Each line containing the word "сгруппированной" needs to be copied.

::::

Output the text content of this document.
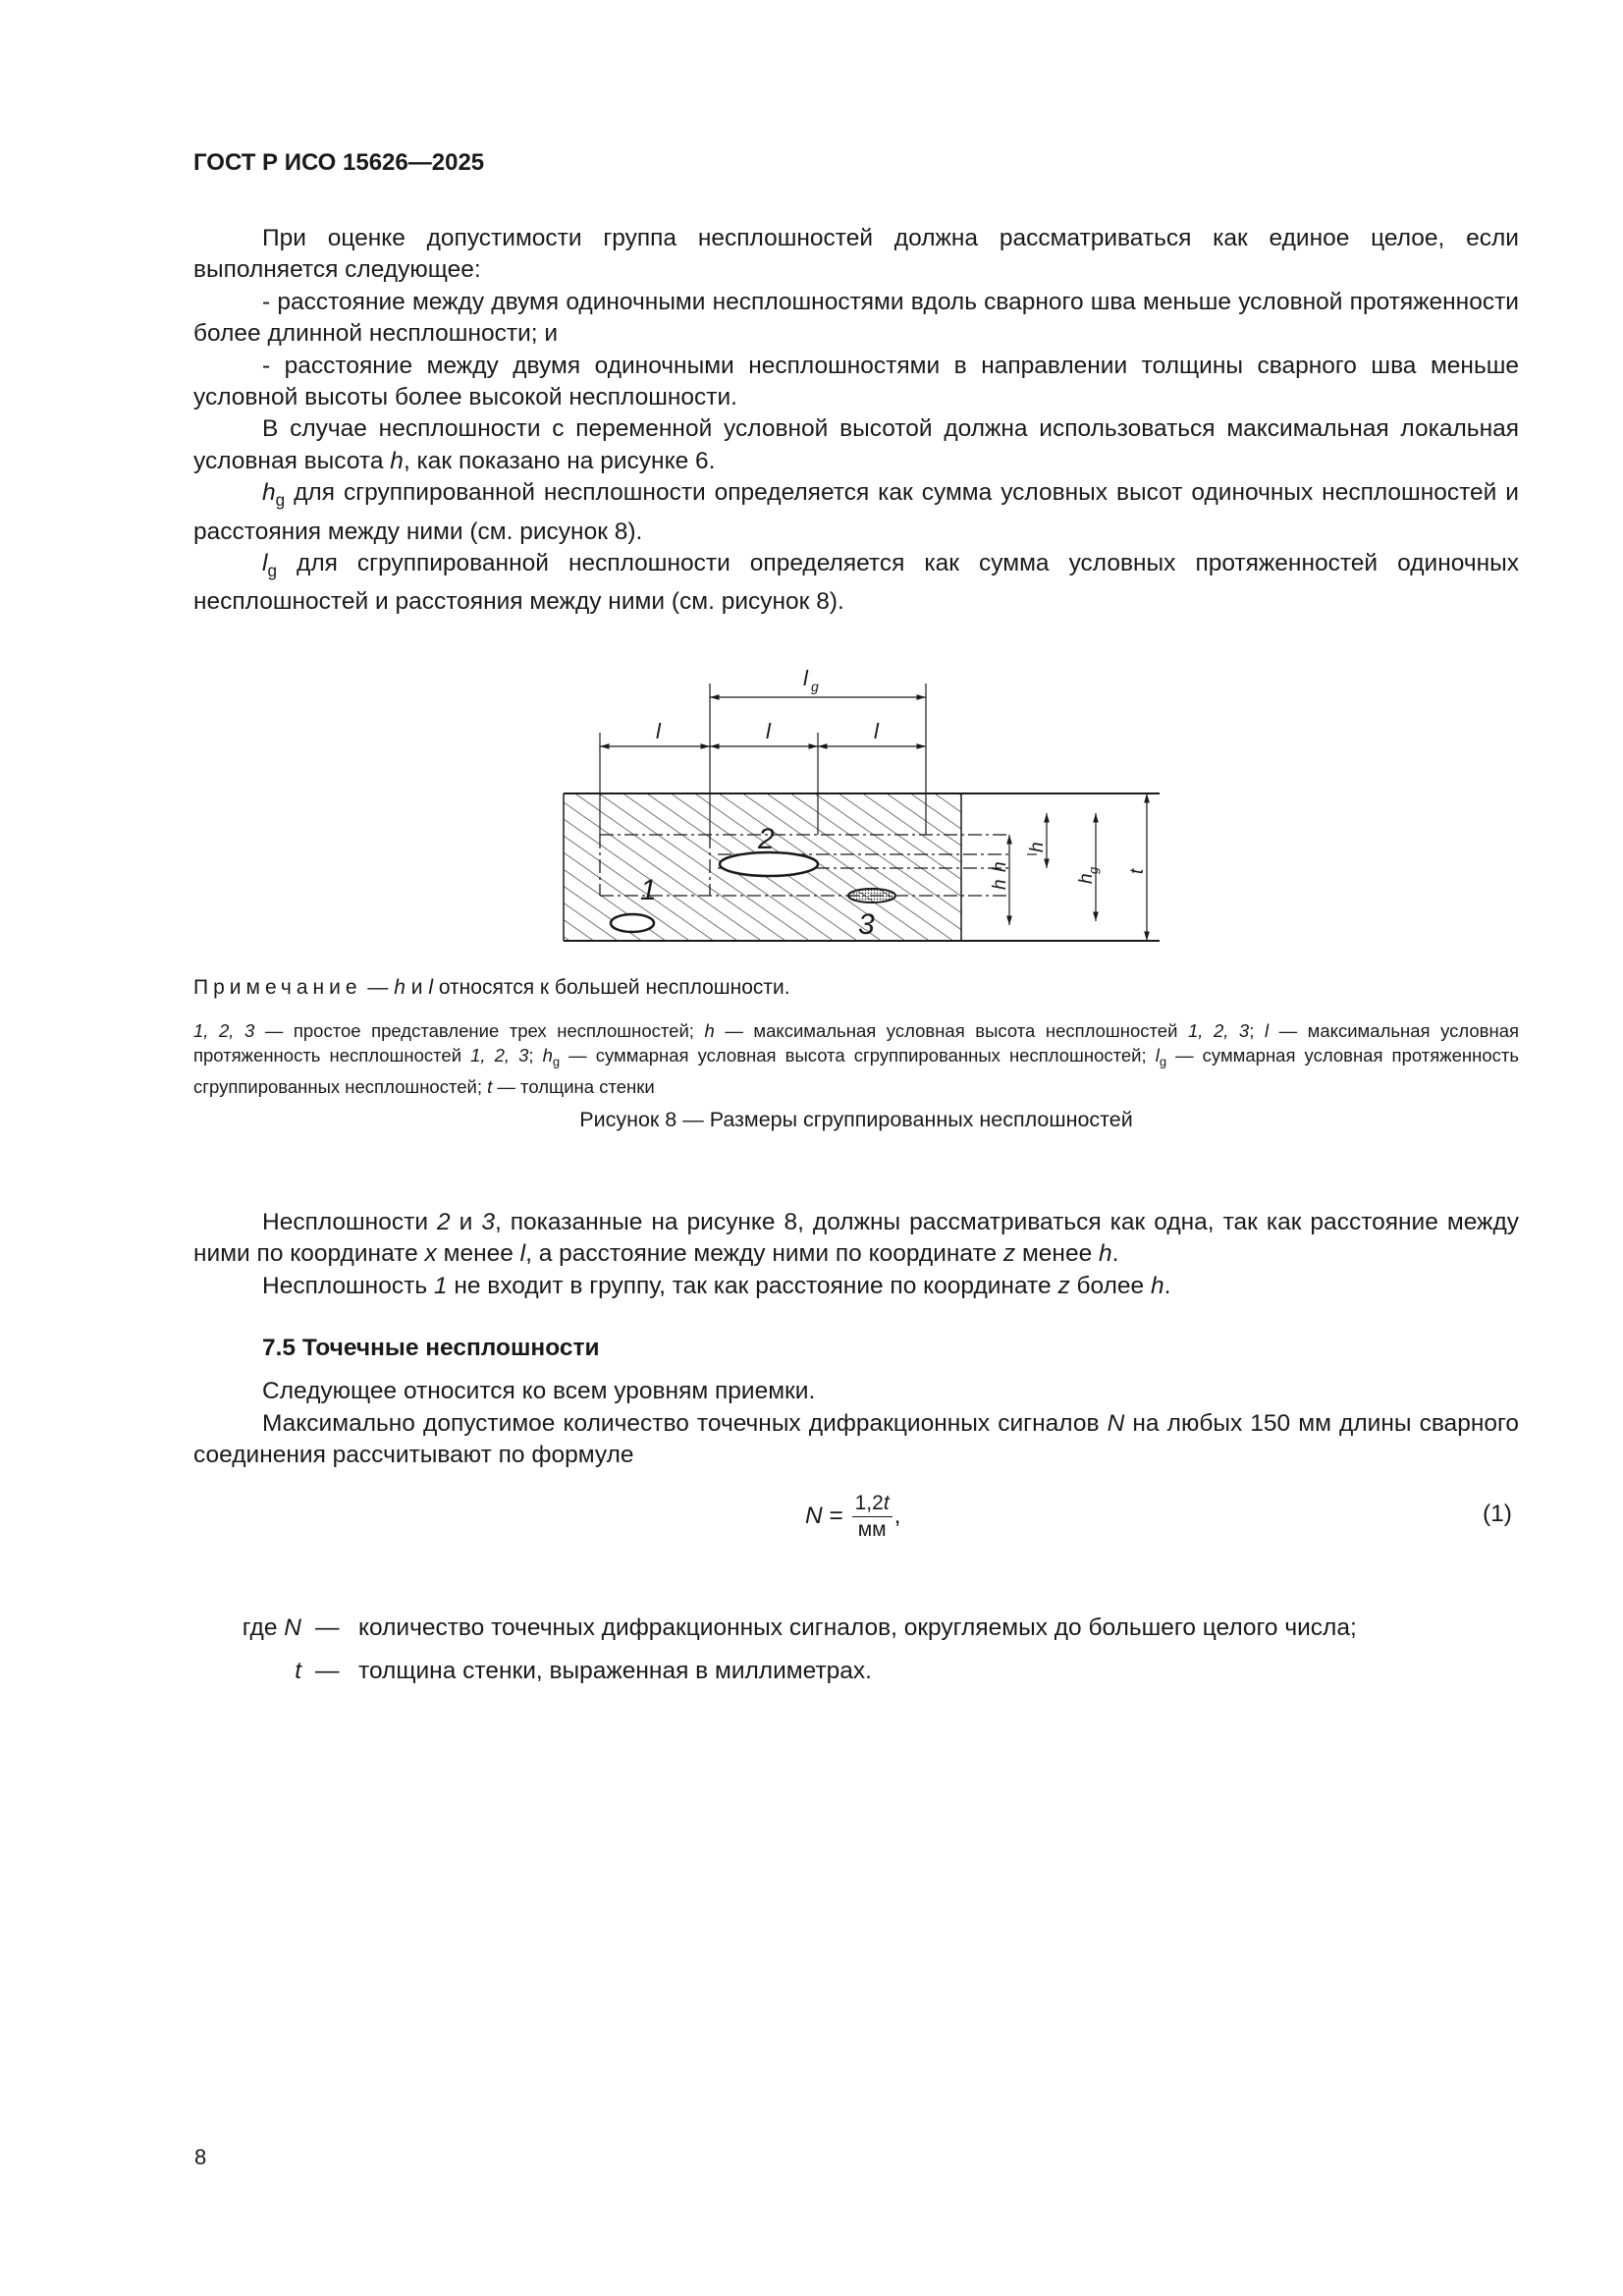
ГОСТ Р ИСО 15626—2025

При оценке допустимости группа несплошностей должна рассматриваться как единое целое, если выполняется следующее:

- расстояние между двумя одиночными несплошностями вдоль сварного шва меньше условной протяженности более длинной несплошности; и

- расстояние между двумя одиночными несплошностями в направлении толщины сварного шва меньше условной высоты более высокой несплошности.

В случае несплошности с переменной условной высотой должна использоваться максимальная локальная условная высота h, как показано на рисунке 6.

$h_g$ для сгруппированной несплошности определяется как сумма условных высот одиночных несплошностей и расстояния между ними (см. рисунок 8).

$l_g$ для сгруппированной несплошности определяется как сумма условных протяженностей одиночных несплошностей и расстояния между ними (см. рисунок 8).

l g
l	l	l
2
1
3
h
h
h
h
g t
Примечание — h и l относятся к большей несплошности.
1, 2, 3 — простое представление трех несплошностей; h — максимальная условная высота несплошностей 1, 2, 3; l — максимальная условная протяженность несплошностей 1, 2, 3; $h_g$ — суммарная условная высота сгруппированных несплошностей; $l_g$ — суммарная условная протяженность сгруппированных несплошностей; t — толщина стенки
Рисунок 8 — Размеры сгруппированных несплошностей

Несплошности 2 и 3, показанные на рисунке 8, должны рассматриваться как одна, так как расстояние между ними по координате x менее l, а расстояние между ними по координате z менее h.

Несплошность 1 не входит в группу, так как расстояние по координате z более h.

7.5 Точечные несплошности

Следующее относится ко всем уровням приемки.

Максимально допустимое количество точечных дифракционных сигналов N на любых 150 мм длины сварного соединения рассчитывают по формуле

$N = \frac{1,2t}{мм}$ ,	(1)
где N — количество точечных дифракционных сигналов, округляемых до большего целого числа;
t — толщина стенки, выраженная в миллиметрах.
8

::::

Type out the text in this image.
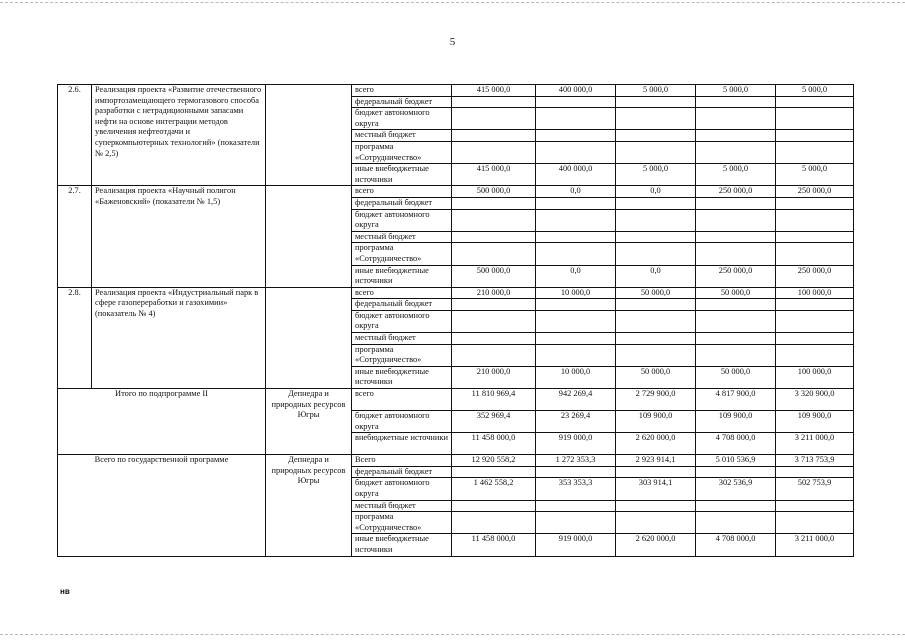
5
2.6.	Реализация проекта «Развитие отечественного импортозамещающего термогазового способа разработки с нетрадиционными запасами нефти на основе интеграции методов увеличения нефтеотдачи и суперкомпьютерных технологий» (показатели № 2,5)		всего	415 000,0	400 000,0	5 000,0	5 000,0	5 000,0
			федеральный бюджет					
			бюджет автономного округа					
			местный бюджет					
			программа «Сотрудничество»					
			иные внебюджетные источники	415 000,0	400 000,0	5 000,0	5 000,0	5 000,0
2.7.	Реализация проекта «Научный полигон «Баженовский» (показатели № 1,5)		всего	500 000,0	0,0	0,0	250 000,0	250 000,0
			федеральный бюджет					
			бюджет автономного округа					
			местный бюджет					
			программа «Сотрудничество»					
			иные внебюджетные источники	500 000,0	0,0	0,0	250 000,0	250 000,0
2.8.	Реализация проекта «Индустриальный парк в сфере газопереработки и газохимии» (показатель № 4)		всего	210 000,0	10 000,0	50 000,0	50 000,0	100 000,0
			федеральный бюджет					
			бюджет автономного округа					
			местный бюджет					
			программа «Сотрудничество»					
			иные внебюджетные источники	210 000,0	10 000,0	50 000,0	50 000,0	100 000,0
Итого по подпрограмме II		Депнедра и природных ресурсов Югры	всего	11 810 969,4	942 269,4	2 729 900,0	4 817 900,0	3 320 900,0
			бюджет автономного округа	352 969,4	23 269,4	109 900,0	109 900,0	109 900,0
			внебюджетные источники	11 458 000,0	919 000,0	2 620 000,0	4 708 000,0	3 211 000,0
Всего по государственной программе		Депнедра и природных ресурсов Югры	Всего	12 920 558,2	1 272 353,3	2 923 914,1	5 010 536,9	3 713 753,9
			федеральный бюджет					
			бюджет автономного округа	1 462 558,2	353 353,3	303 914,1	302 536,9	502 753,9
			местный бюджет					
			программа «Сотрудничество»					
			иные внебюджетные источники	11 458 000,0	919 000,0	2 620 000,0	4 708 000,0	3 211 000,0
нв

::::

**In response:**
$h_g$ для сгруппированной несплошности определяется как сумма условных высот одиночных несплошностей и расстояния между ними (см. рисунок 8).
$l_g$ для сгруппированной несплошности определяется как сумма условных протяженностей одиночных несплошностей и расстояния между ними (см. рисунок 8).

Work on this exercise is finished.